* Instructions to follow
Please repeat all of the listing exactly.

[Dataset rows about figures]
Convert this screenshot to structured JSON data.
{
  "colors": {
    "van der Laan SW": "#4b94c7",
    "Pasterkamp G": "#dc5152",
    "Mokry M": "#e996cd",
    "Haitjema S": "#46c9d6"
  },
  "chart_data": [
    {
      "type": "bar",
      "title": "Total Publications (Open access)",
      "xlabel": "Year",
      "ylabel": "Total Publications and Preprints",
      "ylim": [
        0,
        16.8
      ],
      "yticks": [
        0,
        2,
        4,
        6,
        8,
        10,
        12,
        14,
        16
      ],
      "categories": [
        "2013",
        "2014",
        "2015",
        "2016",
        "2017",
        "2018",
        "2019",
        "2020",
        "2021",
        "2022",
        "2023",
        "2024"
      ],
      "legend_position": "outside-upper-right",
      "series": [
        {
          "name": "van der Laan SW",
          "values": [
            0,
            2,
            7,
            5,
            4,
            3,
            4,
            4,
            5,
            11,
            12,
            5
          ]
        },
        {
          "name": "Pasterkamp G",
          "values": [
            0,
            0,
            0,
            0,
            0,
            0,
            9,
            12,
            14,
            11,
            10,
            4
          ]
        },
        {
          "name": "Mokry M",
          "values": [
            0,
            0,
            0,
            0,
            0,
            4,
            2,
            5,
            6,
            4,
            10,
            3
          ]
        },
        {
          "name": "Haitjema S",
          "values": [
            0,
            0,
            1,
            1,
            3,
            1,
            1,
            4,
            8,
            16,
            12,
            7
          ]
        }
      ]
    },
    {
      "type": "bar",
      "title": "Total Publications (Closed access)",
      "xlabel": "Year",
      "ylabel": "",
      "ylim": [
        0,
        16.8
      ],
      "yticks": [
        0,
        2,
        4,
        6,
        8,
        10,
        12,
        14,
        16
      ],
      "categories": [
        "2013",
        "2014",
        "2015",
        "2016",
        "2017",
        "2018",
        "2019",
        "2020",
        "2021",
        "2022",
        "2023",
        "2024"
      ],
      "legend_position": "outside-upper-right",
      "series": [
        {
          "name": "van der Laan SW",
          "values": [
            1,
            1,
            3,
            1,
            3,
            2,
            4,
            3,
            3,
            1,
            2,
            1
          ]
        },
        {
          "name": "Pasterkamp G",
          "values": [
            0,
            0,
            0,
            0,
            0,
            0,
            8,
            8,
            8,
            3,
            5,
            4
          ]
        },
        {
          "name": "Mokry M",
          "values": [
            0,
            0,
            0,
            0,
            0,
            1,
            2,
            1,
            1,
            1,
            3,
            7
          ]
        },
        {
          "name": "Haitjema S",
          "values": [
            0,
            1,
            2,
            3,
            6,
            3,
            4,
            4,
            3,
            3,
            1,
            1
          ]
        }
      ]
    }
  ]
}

* Response to the task
Convert this screenshot to structured JSON data.
{
  "colors": {
    "van der Laan SW": "#4b94c7",
    "Pasterkamp G": "#dc5152",
    "Mokry M": "#e996cd",
    "Haitjema S": "#46c9d6"
  },
  "chart_data": [
    {
      "type": "bar",
      "title": "Total Publications (Open access)",
      "xlabel": "Year",
      "ylabel": "Total Publications and Preprints",
      "ylim": [
        0,
        16.8
      ],
      "yticks": [
        0,
        2,
        4,
        6,
        8,
        10,
        12,
        14,
        16
      ],
      "categories": [
        "2013",
        "2014",
        "2015",
        "2016",
        "2017",
        "2018",
        "2019",
        "2020",
        "2021",
        "2022",
        "2023",
        "2024"
      ],
      "legend_position": "outside-upper-right",
      "series": [
        {
          "name": "van der Laan SW",
          "values": [
            0,
            2,
            7,
            5,
            4,
            3,
            4,
            4,
            5,
            11,
            12,
            5
          ]
        },
        {
          "name": "Pasterkamp G",
          "values": [
            0,
            0,
            0,
            0,
            0,
            0,
            9,
            12,
            14,
            11,
            10,
            4
          ]
        },
        {
          "name": "Mokry M",
          "values": [
            0,
            0,
            0,
            0,
            0,
            4,
            2,
            5,
            6,
            4,
            10,
            3
          ]
        },
        {
          "name": "Haitjema S",
          "values": [
            0,
            0,
            1,
            1,
            3,
            1,
            1,
            4,
            8,
            16,
            12,
            7
          ]
        }
      ]
    },
    {
      "type": "bar",
      "title": "Total Publications (Closed access)",
      "xlabel": "Year",
      "ylabel": "",
      "ylim": [
        0,
        16.8
      ],
      "yticks": [
        0,
        2,
        4,
        6,
        8,
        10,
        12,
        14,
        16
      ],
      "categories": [
        "2013",
        "2014",
        "2015",
        "2016",
        "2017",
        "2018",
        "2019",
        "2020",
        "2021",
        "2022",
        "2023",
        "2024"
      ],
      "legend_position": "outside-upper-right",
      "series": [
        {
          "name": "van der Laan SW",
          "values": [
            1,
            1,
            3,
            1,
            3,
            2,
            4,
            3,
            3,
            1,
            2,
            1
          ]
        },
        {
          "name": "Pasterkamp G",
          "values": [
            0,
            0,
            0,
            0,
            0,
            0,
            8,
            8,
            8,
            3,
            5,
            4
          ]
        },
        {
          "name": "Mokry M",
          "values": [
            0,
            0,
            0,
            0,
            0,
            1,
            2,
            1,
            1,
            1,
            3,
            7
          ]
        },
        {
          "name": "Haitjema S",
          "values": [
            0,
            1,
            2,
            3,
            6,
            3,
            4,
            4,
            3,
            3,
            1,
            1
          ]
        }
      ]
    }
  ]
}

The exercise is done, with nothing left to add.